> **TASK DESCRIPTION**
Without the pictures, set down every line of the data exactly.
RECORDS TO PROCESS start
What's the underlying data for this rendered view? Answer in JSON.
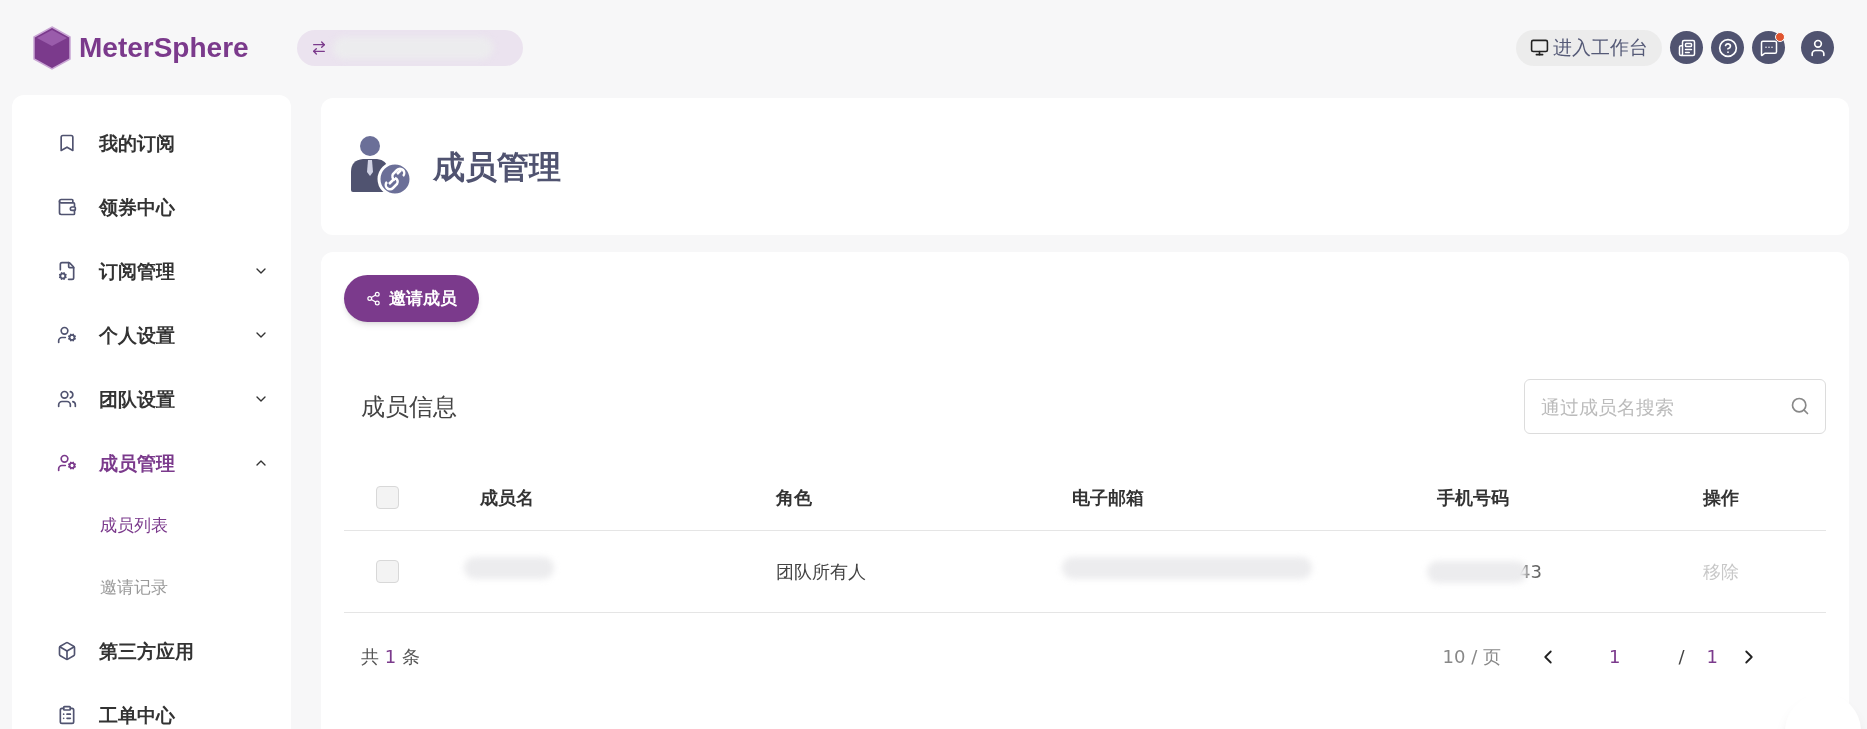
{
  "brand": {
    "name": "MeterSphere"
  },
  "header": {
    "workbench": "进入工作台",
    "message_badge": true
  },
  "sidebar": {
    "items": [
      {
        "kind": "item",
        "label": "我的订阅",
        "selected": false
      },
      {
        "kind": "item",
        "label": "领券中心",
        "selected": false
      },
      {
        "kind": "item",
        "label": "订阅管理",
        "selected": false,
        "expanded": false
      },
      {
        "kind": "item",
        "label": "个人设置",
        "selected": false,
        "expanded": false
      },
      {
        "kind": "item",
        "label": "团队设置",
        "selected": false,
        "expanded": false
      },
      {
        "kind": "item",
        "label": "成员管理",
        "selected": true,
        "expanded": true
      },
      {
        "kind": "sub",
        "label": "成员列表",
        "selected": true
      },
      {
        "kind": "sub",
        "label": "邀请记录",
        "selected": false
      },
      {
        "kind": "item",
        "label": "第三方应用",
        "selected": false
      },
      {
        "kind": "item",
        "label": "工单中心",
        "selected": false
      }
    ]
  },
  "page": {
    "title": "成员管理",
    "invite_button": "邀请成员",
    "section_title": "成员信息",
    "search": {
      "placeholder": "通过成员名搜索"
    }
  },
  "table": {
    "columns": [
      "成员名",
      "角色",
      "电子邮箱",
      "手机号码",
      "操作"
    ],
    "rows": [
      {
        "checked": false,
        "role": "团队所有人",
        "phone": "43",
        "action": "移除"
      }
    ],
    "header_checked": false
  },
  "pagination": {
    "total_prefix": "共",
    "total": "1",
    "total_suffix": "条",
    "page_size": "10 / 页",
    "current": "1",
    "separator": "/",
    "pages": "1"
  }
}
RECORDS TO PROCESS end
> **SOLUTION**
What's the underlying data for this rendered view? Answer in JSON.
{
  "brand": {
    "name": "MeterSphere"
  },
  "header": {
    "workbench": "进入工作台",
    "message_badge": true
  },
  "sidebar": {
    "items": [
      {
        "kind": "item",
        "label": "我的订阅",
        "selected": false
      },
      {
        "kind": "item",
        "label": "领券中心",
        "selected": false
      },
      {
        "kind": "item",
        "label": "订阅管理",
        "selected": false,
        "expanded": false
      },
      {
        "kind": "item",
        "label": "个人设置",
        "selected": false,
        "expanded": false
      },
      {
        "kind": "item",
        "label": "团队设置",
        "selected": false,
        "expanded": false
      },
      {
        "kind": "item",
        "label": "成员管理",
        "selected": true,
        "expanded": true
      },
      {
        "kind": "sub",
        "label": "成员列表",
        "selected": true
      },
      {
        "kind": "sub",
        "label": "邀请记录",
        "selected": false
      },
      {
        "kind": "item",
        "label": "第三方应用",
        "selected": false
      },
      {
        "kind": "item",
        "label": "工单中心",
        "selected": false
      }
    ]
  },
  "page": {
    "title": "成员管理",
    "invite_button": "邀请成员",
    "section_title": "成员信息",
    "search": {
      "placeholder": "通过成员名搜索"
    }
  },
  "table": {
    "columns": [
      "成员名",
      "角色",
      "电子邮箱",
      "手机号码",
      "操作"
    ],
    "rows": [
      {
        "checked": false,
        "role": "团队所有人",
        "phone": "43",
        "action": "移除"
      }
    ],
    "header_checked": false
  },
  "pagination": {
    "total_prefix": "共",
    "total": "1",
    "total_suffix": "条",
    "page_size": "10 / 页",
    "current": "1",
    "separator": "/",
    "pages": "1"
  }
}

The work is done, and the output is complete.